Written request | Set every record down verbatim and omit the pictures.
== Data ==
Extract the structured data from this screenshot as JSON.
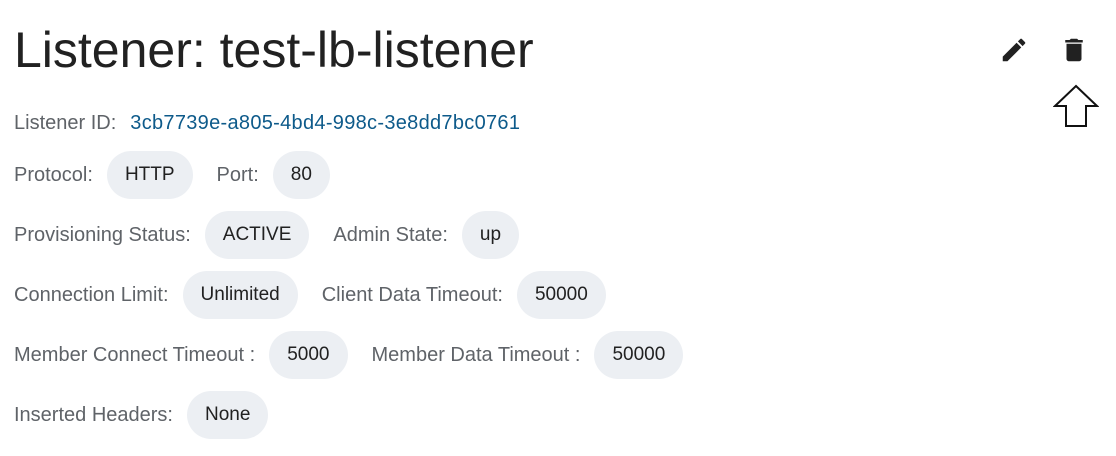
{
  "header": {
    "title": "Listener: test-lb-listener"
  },
  "toolbar": {
    "edit_icon": "pencil-icon",
    "delete_icon": "trash-icon",
    "cursor_icon": "arrow-up-cursor"
  },
  "details": {
    "listener_id": {
      "label": "Listener ID:",
      "value": "3cb7739e-a805-4bd4-998c-3e8dd7bc0761"
    },
    "protocol": {
      "label": "Protocol:",
      "value": "HTTP"
    },
    "port": {
      "label": "Port:",
      "value": "80"
    },
    "provisioning_status": {
      "label": "Provisioning Status:",
      "value": "ACTIVE"
    },
    "admin_state": {
      "label": "Admin State:",
      "value": "up"
    },
    "connection_limit": {
      "label": "Connection Limit:",
      "value": "Unlimited"
    },
    "client_data_timeout": {
      "label": "Client Data Timeout:",
      "value": "50000"
    },
    "member_connect_timeout": {
      "label": "Member Connect Timeout :",
      "value": "5000"
    },
    "member_data_timeout": {
      "label": "Member Data Timeout :",
      "value": "50000"
    },
    "inserted_headers": {
      "label": "Inserted Headers:",
      "value": "None"
    }
  },
  "colors": {
    "link": "#0d5a8a",
    "chip_bg": "#eceff3",
    "label": "#5f6368",
    "title": "#212121"
  }
}
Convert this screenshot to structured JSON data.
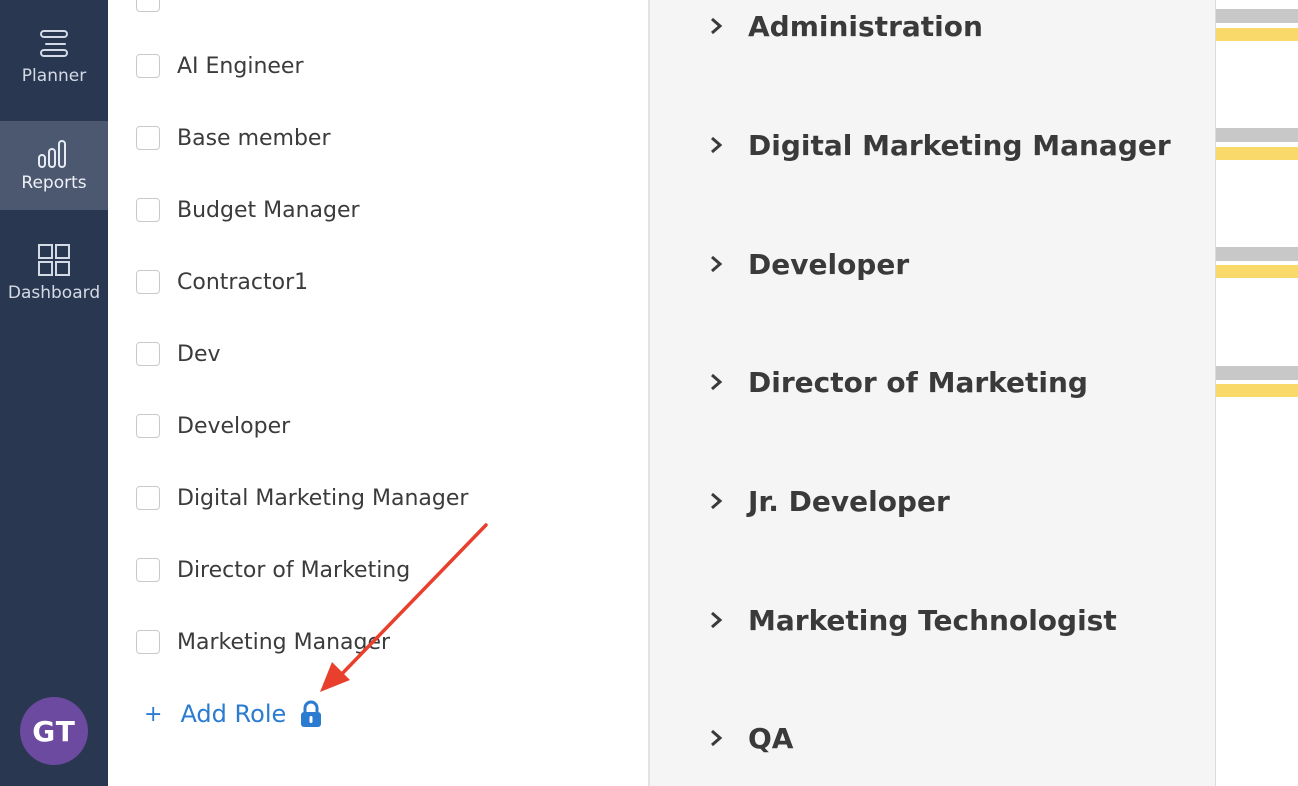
{
  "nav": {
    "items": [
      {
        "label": "Planner",
        "icon": "planner-icon"
      },
      {
        "label": "Reports",
        "icon": "reports-icon"
      },
      {
        "label": "Dashboard",
        "icon": "dashboard-icon"
      }
    ],
    "avatar_initials": "GT"
  },
  "roles_panel": {
    "items": [
      {
        "label": "AI Engineer",
        "checked": false
      },
      {
        "label": "Base member",
        "checked": false
      },
      {
        "label": "Budget Manager",
        "checked": false
      },
      {
        "label": "Contractor1",
        "checked": false
      },
      {
        "label": "Dev",
        "checked": false
      },
      {
        "label": "Developer",
        "checked": false
      },
      {
        "label": "Digital Marketing Manager",
        "checked": false
      },
      {
        "label": "Director of Marketing",
        "checked": false
      },
      {
        "label": "Marketing Manager",
        "checked": false
      }
    ],
    "add_role_label": "Add Role",
    "add_role_icon": "lock-icon"
  },
  "groups": {
    "items": [
      {
        "label": "Administration"
      },
      {
        "label": "Digital Marketing Manager"
      },
      {
        "label": "Developer"
      },
      {
        "label": "Director of Marketing"
      },
      {
        "label": "Jr. Developer"
      },
      {
        "label": "Marketing Technologist"
      },
      {
        "label": "QA"
      }
    ]
  },
  "colors": {
    "nav_bg": "#2a3750",
    "nav_active": "#4b5870",
    "accent_blue": "#2b7bd1",
    "avatar": "#6b4aa0",
    "annotation_arrow": "#e8402c",
    "bar_yellow": "#f8d96a",
    "bar_gray": "#c8c8c8"
  }
}
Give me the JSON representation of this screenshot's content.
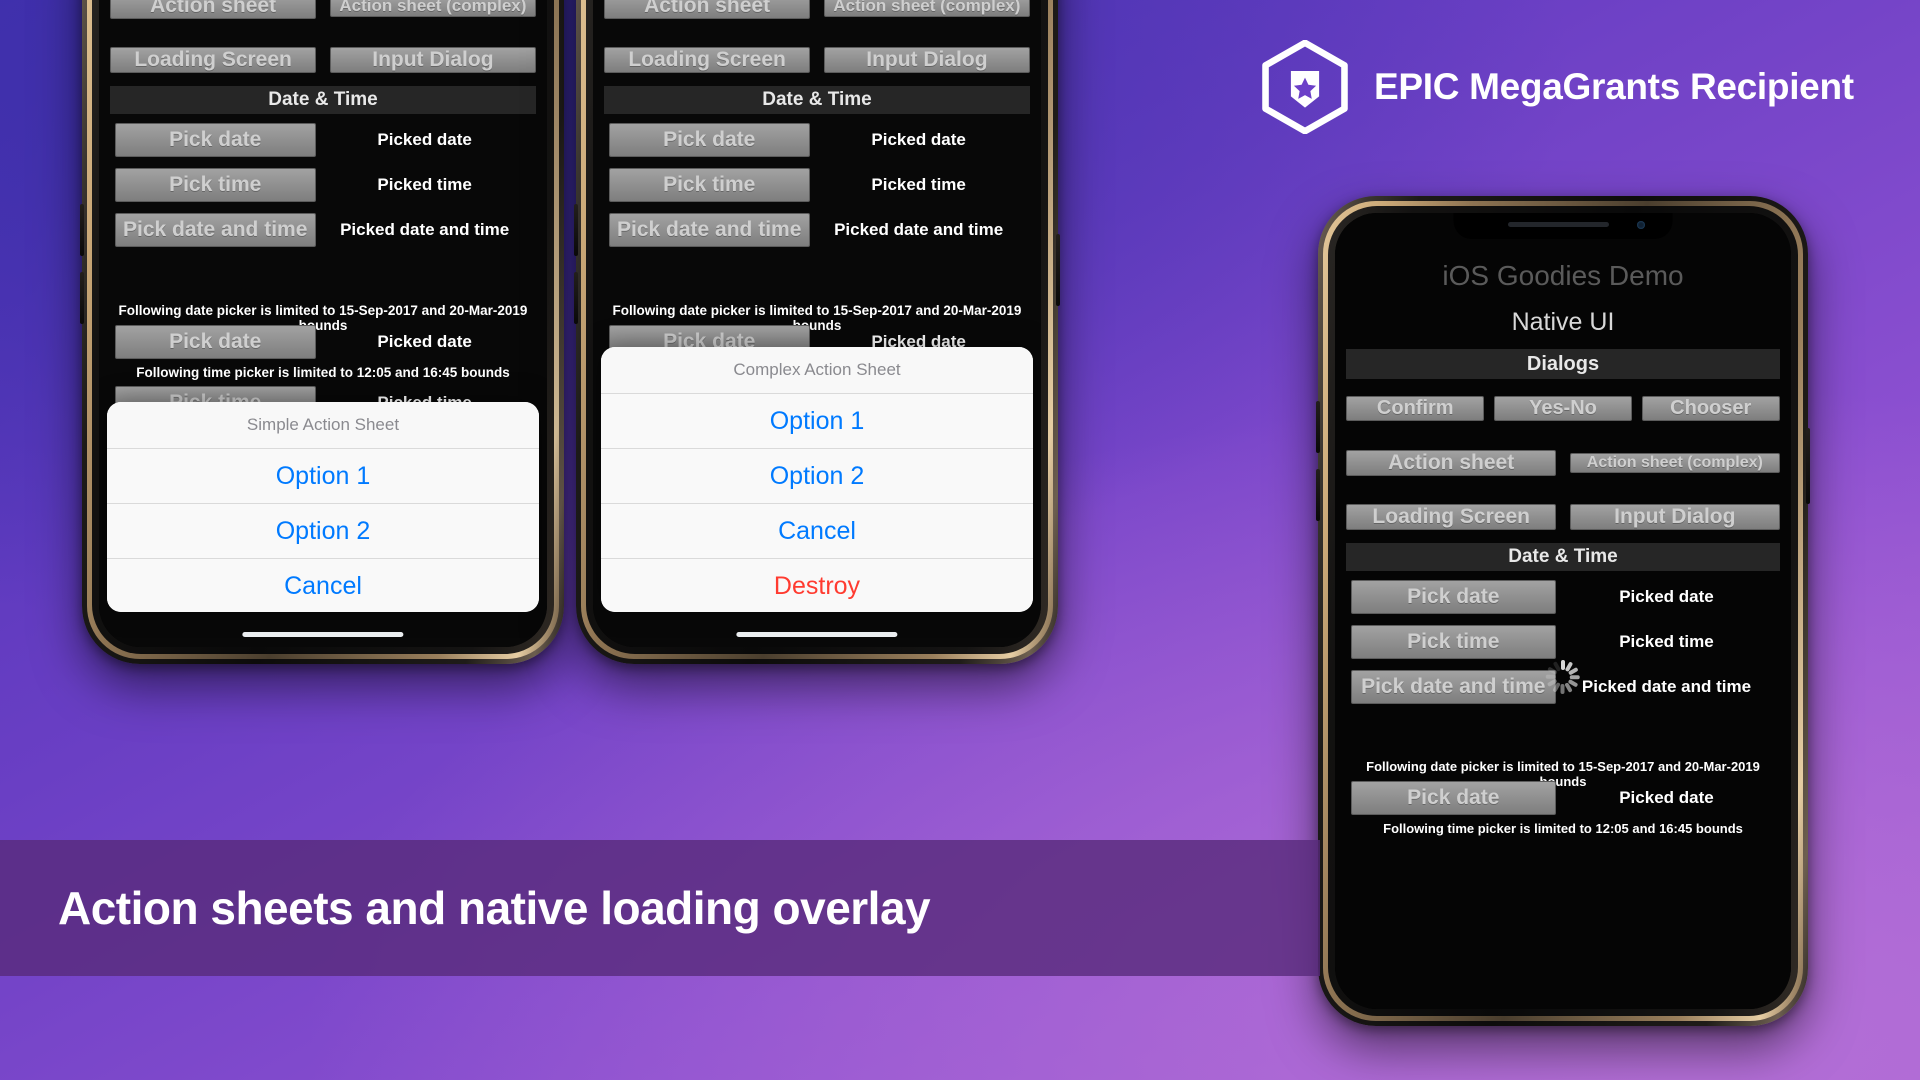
{
  "background": {
    "gradient_from": "#4731b4",
    "gradient_to": "#a95fd6"
  },
  "banner": {
    "text": "Action sheets and native loading overlay",
    "background_color": "#582a7a",
    "text_color": "#ffffff"
  },
  "epic_badge": {
    "label": "EPIC MegaGrants Recipient",
    "logo_icon": "epic-megagrants-shield-hexagon-icon",
    "text_color": "#ffffff"
  },
  "app": {
    "title": "iOS Goodies Demo",
    "section_native_ui": "Native UI",
    "dialogs_header": "Dialogs",
    "datetime_header": "Date & Time",
    "dialog_buttons_row1": [
      "Confirm",
      "Yes-No",
      "Chooser"
    ],
    "dialog_buttons_row2": [
      "Action sheet",
      "Action sheet (complex)"
    ],
    "dialog_buttons_row3": [
      "Loading Screen",
      "Input Dialog"
    ],
    "datetime_rows": [
      {
        "button": "Pick date",
        "label": "Picked date"
      },
      {
        "button": "Pick time",
        "label": "Picked time"
      },
      {
        "button": "Pick date and time",
        "label": "Picked date and time"
      }
    ],
    "note_date_bounds": "Following date picker is limited to 15-Sep-2017 and 20-Mar-2019 bounds",
    "bounded_date_row": {
      "button": "Pick date",
      "label": "Picked date"
    },
    "note_time_bounds": "Following time picker is limited to 12:05 and 16:45 bounds",
    "bounded_time_row": {
      "button": "Pick time",
      "label": "Picked time"
    }
  },
  "action_sheets": {
    "simple": {
      "title": "Simple Action Sheet",
      "items": [
        {
          "label": "Option 1",
          "style": "default"
        },
        {
          "label": "Option 2",
          "style": "default"
        },
        {
          "label": "Cancel",
          "style": "default"
        }
      ]
    },
    "complex": {
      "title": "Complex Action Sheet",
      "items": [
        {
          "label": "Option 1",
          "style": "default"
        },
        {
          "label": "Option 2",
          "style": "default"
        },
        {
          "label": "Cancel",
          "style": "default"
        },
        {
          "label": "Destroy",
          "style": "destructive"
        }
      ]
    }
  },
  "colors": {
    "accent_blue": "#007aff",
    "destructive_red": "#ff3b30",
    "sheet_background": "#f7f7f7",
    "button_face": "#8e8e8e"
  }
}
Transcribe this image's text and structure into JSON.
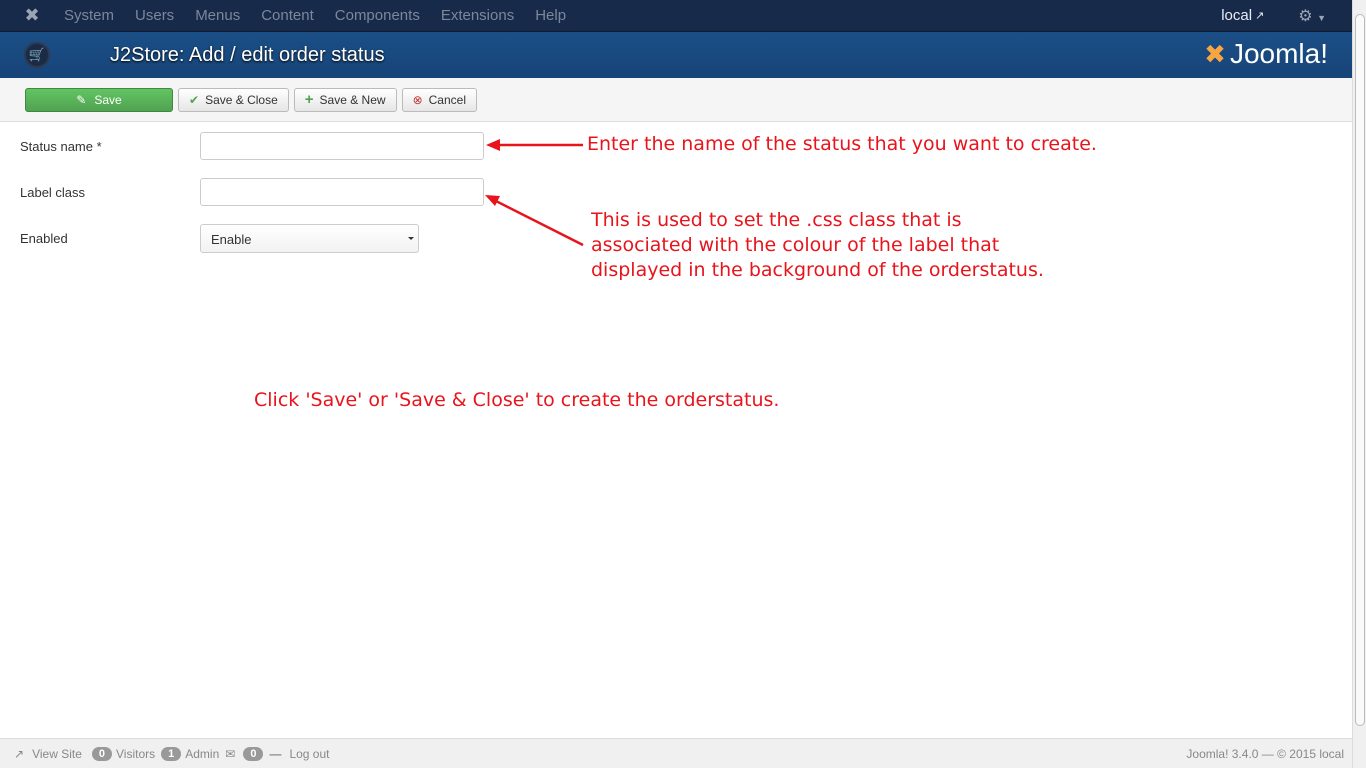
{
  "nav": {
    "menu": [
      "System",
      "Users",
      "Menus",
      "Content",
      "Components",
      "Extensions",
      "Help"
    ],
    "site_link": "local"
  },
  "header": {
    "title": "J2Store: Add / edit order status",
    "brand": "Joomla!"
  },
  "toolbar": {
    "save": "Save",
    "save_close": "Save & Close",
    "save_new": "Save & New",
    "cancel": "Cancel"
  },
  "form": {
    "status_name_label": "Status name *",
    "status_name_value": "",
    "label_class_label": "Label class",
    "label_class_value": "",
    "enabled_label": "Enabled",
    "enabled_value": "Enable"
  },
  "annotations": {
    "a1": "Enter the name of the status that you want to create.",
    "a2_l1": "This is used to set the .css class that is",
    "a2_l2": "associated with the colour of the label that",
    "a2_l3": "displayed in the background of the orderstatus.",
    "a3": "Click 'Save' or 'Save & Close' to create the orderstatus."
  },
  "footer": {
    "view_site": "View Site",
    "visitors_count": "0",
    "visitors": "Visitors",
    "admin_count": "1",
    "admin": "Admin",
    "messages_count": "0",
    "logout": "Log out",
    "copyright": "Joomla! 3.4.0  —  © 2015 local"
  }
}
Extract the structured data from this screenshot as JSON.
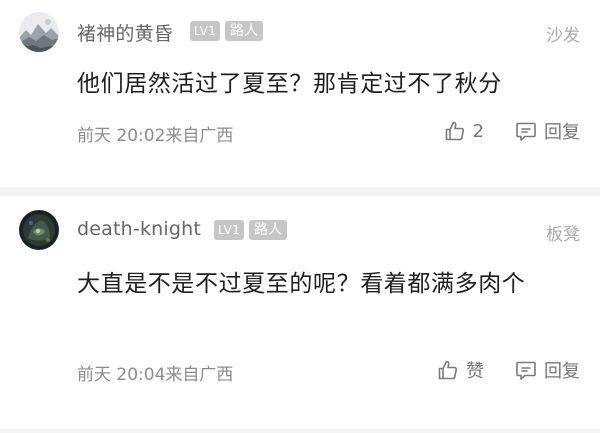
{
  "comments": [
    {
      "username": "褚神的黄昏",
      "level": "LV1",
      "role": "路人",
      "floor": "沙发",
      "content": "他们居然活过了夏至？那肯定过不了秋分",
      "time": "前天 20:02来自广西",
      "like_label": "2",
      "reply_label": "回复"
    },
    {
      "username": "death-knight",
      "level": "LV1",
      "role": "路人",
      "floor": "板凳",
      "content": "大直是不是不过夏至的呢？看着都满多肉个",
      "time": "前天 20:04来自广西",
      "like_label": "赞",
      "reply_label": "回复"
    }
  ],
  "icons": {
    "avatar_1": "landscape-avatar-icon",
    "avatar_2": "dark-character-avatar-icon",
    "like": "thumbs-up-icon",
    "reply": "comment-bubble-icon"
  },
  "colors": {
    "badge_bg": "#c6c6c6",
    "meta_text": "#8c8c8c",
    "separator": "#f4f4f4"
  }
}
===
Reply |
Extract the structured data from this screenshot as JSON.
{
  "header": {
    "title": "Listener: test-lb-listener"
  },
  "toolbar": {
    "edit_icon": "pencil-icon",
    "delete_icon": "trash-icon",
    "cursor_icon": "arrow-up-cursor"
  },
  "details": {
    "listener_id": {
      "label": "Listener ID:",
      "value": "3cb7739e-a805-4bd4-998c-3e8dd7bc0761"
    },
    "protocol": {
      "label": "Protocol:",
      "value": "HTTP"
    },
    "port": {
      "label": "Port:",
      "value": "80"
    },
    "provisioning_status": {
      "label": "Provisioning Status:",
      "value": "ACTIVE"
    },
    "admin_state": {
      "label": "Admin State:",
      "value": "up"
    },
    "connection_limit": {
      "label": "Connection Limit:",
      "value": "Unlimited"
    },
    "client_data_timeout": {
      "label": "Client Data Timeout:",
      "value": "50000"
    },
    "member_connect_timeout": {
      "label": "Member Connect Timeout :",
      "value": "5000"
    },
    "member_data_timeout": {
      "label": "Member Data Timeout :",
      "value": "50000"
    },
    "inserted_headers": {
      "label": "Inserted Headers:",
      "value": "None"
    }
  },
  "colors": {
    "link": "#0d5a8a",
    "chip_bg": "#eceff3",
    "label": "#5f6368",
    "title": "#212121"
  }
}
Convert this screenshot to structured JSON data.
{
  "nav": {
    "items": [
      {
        "label": "Planner",
        "icon": "planner-icon"
      },
      {
        "label": "Reports",
        "icon": "reports-icon"
      },
      {
        "label": "Dashboard",
        "icon": "dashboard-icon"
      }
    ],
    "avatar_initials": "GT"
  },
  "roles_panel": {
    "items": [
      {
        "label": "AI Engineer",
        "checked": false
      },
      {
        "label": "Base member",
        "checked": false
      },
      {
        "label": "Budget Manager",
        "checked": false
      },
      {
        "label": "Contractor1",
        "checked": false
      },
      {
        "label": "Dev",
        "checked": false
      },
      {
        "label": "Developer",
        "checked": false
      },
      {
        "label": "Digital Marketing Manager",
        "checked": false
      },
      {
        "label": "Director of Marketing",
        "checked": false
      },
      {
        "label": "Marketing Manager",
        "checked": false
      }
    ],
    "add_role_label": "Add Role",
    "add_role_icon": "lock-icon"
  },
  "groups": {
    "items": [
      {
        "label": "Administration"
      },
      {
        "label": "Digital Marketing Manager"
      },
      {
        "label": "Developer"
      },
      {
        "label": "Director of Marketing"
      },
      {
        "label": "Jr. Developer"
      },
      {
        "label": "Marketing Technologist"
      },
      {
        "label": "QA"
      }
    ]
  },
  "colors": {
    "nav_bg": "#2a3750",
    "nav_active": "#4b5870",
    "accent_blue": "#2b7bd1",
    "avatar": "#6b4aa0",
    "annotation_arrow": "#e8402c",
    "bar_yellow": "#f8d96a",
    "bar_gray": "#c8c8c8"
  }
}
Give me the JSON representation of this screenshot's content.
{
  "background": {
    "gradient_from": "#4731b4",
    "gradient_to": "#a95fd6"
  },
  "banner": {
    "text": "Action sheets and native loading overlay",
    "background_color": "#582a7a",
    "text_color": "#ffffff"
  },
  "epic_badge": {
    "label": "EPIC MegaGrants Recipient",
    "logo_icon": "epic-megagrants-shield-hexagon-icon",
    "text_color": "#ffffff"
  },
  "app": {
    "title": "iOS Goodies Demo",
    "section_native_ui": "Native UI",
    "dialogs_header": "Dialogs",
    "datetime_header": "Date & Time",
    "dialog_buttons_row1": [
      "Confirm",
      "Yes-No",
      "Chooser"
    ],
    "dialog_buttons_row2": [
      "Action sheet",
      "Action sheet (complex)"
    ],
    "dialog_buttons_row3": [
      "Loading Screen",
      "Input Dialog"
    ],
    "datetime_rows": [
      {
        "button": "Pick date",
        "label": "Picked date"
      },
      {
        "button": "Pick time",
        "label": "Picked time"
      },
      {
        "button": "Pick date and time",
        "label": "Picked date and time"
      }
    ],
    "note_date_bounds": "Following date picker is limited to 15-Sep-2017 and 20-Mar-2019 bounds",
    "bounded_date_row": {
      "button": "Pick date",
      "label": "Picked date"
    },
    "note_time_bounds": "Following time picker is limited to 12:05 and 16:45 bounds",
    "bounded_time_row": {
      "button": "Pick time",
      "label": "Picked time"
    }
  },
  "action_sheets": {
    "simple": {
      "title": "Simple Action Sheet",
      "items": [
        {
          "label": "Option 1",
          "style": "default"
        },
        {
          "label": "Option 2",
          "style": "default"
        },
        {
          "label": "Cancel",
          "style": "default"
        }
      ]
    },
    "complex": {
      "title": "Complex Action Sheet",
      "items": [
        {
          "label": "Option 1",
          "style": "default"
        },
        {
          "label": "Option 2",
          "style": "default"
        },
        {
          "label": "Cancel",
          "style": "default"
        },
        {
          "label": "Destroy",
          "style": "destructive"
        }
      ]
    }
  },
  "colors": {
    "accent_blue": "#007aff",
    "destructive_red": "#ff3b30",
    "sheet_background": "#f7f7f7",
    "button_face": "#8e8e8e"
  }
}
Transcribe this image's text and structure into JSON.
{
  "nav": {
    "menu": [
      "System",
      "Users",
      "Menus",
      "Content",
      "Components",
      "Extensions",
      "Help"
    ],
    "site_link": "local"
  },
  "header": {
    "title": "J2Store: Add / edit order status",
    "brand": "Joomla!"
  },
  "toolbar": {
    "save": "Save",
    "save_close": "Save & Close",
    "save_new": "Save & New",
    "cancel": "Cancel"
  },
  "form": {
    "status_name_label": "Status name *",
    "status_name_value": "",
    "label_class_label": "Label class",
    "label_class_value": "",
    "enabled_label": "Enabled",
    "enabled_value": "Enable"
  },
  "annotations": {
    "a1": "Enter the name of the status that you want to create.",
    "a2_l1": "This is used to set the .css class that is",
    "a2_l2": "associated with the colour of the label that",
    "a2_l3": "displayed in the background of the orderstatus.",
    "a3": "Click 'Save' or 'Save & Close' to create the orderstatus."
  },
  "footer": {
    "view_site": "View Site",
    "visitors_count": "0",
    "visitors": "Visitors",
    "admin_count": "1",
    "admin": "Admin",
    "messages_count": "0",
    "logout": "Log out",
    "copyright": "Joomla! 3.4.0  —  © 2015 local"
  }
}
Extract the structured data from this screenshot as JSON.
{
  "comments": [
    {
      "username": "褚神的黄昏",
      "level": "LV1",
      "role": "路人",
      "floor": "沙发",
      "content": "他们居然活过了夏至？那肯定过不了秋分",
      "time": "前天 20:02来自广西",
      "like_label": "2",
      "reply_label": "回复"
    },
    {
      "username": "death-knight",
      "level": "LV1",
      "role": "路人",
      "floor": "板凳",
      "content": "大直是不是不过夏至的呢？看着都满多肉个",
      "time": "前天 20:04来自广西",
      "like_label": "赞",
      "reply_label": "回复"
    }
  ],
  "icons": {
    "avatar_1": "landscape-avatar-icon",
    "avatar_2": "dark-character-avatar-icon",
    "like": "thumbs-up-icon",
    "reply": "comment-bubble-icon"
  },
  "colors": {
    "badge_bg": "#c6c6c6",
    "meta_text": "#8c8c8c",
    "separator": "#f4f4f4"
  }
}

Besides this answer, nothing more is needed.